Saved entries
/---

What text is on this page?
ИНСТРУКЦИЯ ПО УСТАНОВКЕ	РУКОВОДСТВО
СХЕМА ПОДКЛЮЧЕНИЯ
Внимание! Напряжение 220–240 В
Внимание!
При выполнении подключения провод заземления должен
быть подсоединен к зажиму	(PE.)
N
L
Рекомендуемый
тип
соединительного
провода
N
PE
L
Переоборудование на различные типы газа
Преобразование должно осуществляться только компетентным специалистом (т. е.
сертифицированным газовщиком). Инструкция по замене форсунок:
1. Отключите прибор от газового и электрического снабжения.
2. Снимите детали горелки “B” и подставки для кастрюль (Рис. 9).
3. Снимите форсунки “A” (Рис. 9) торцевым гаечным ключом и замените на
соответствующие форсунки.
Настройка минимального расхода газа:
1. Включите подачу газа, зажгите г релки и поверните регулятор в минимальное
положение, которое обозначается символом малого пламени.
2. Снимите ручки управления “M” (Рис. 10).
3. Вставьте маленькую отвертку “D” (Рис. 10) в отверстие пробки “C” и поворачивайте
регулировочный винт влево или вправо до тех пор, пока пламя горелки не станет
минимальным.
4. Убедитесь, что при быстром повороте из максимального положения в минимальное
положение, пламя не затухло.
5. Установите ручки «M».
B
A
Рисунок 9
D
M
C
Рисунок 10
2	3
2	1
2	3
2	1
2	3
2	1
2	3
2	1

\---

Instructions for the task
Without leaving anything out, quote all the data.

The reply
What text is on this page?
ИНСТРУКЦИЯ ПО УСТАНОВКЕ	РУКОВОДСТВО
СХЕМА ПОДКЛЮЧЕНИЯ
Внимание! Напряжение 220–240 В
Внимание!
При выполнении подключения провод заземления должен
быть подсоединен к зажиму	(PE.)
N
L
Рекомендуемый
тип
соединительного
провода
N
PE
L
Переоборудование на различные типы газа
Преобразование должно осуществляться только компетентным специалистом (т. е.
сертифицированным газовщиком). Инструкция по замене форсунок:
1. Отключите прибор от газового и электрического снабжения.
2. Снимите детали горелки “B” и подставки для кастрюль (Рис. 9).
3. Снимите форсунки “A” (Рис. 9) торцевым гаечным ключом и замените на
соответствующие форсунки.
Настройка минимального расхода газа:
1. Включите подачу газа, зажгите г релки и поверните регулятор в минимальное
положение, которое обозначается символом малого пламени.
2. Снимите ручки управления “M” (Рис. 10).
3. Вставьте маленькую отвертку “D” (Рис. 10) в отверстие пробки “C” и поворачивайте
регулировочный винт влево или вправо до тех пор, пока пламя горелки не станет
минимальным.
4. Убедитесь, что при быстром повороте из максимального положения в минимальное
положение, пламя не затухло.
5. Установите ручки «M».
B
A
Рисунок 9
D
M
C
Рисунок 10
2	3
2	1
2	3
2	1
2	3
2	1
2	3
2	1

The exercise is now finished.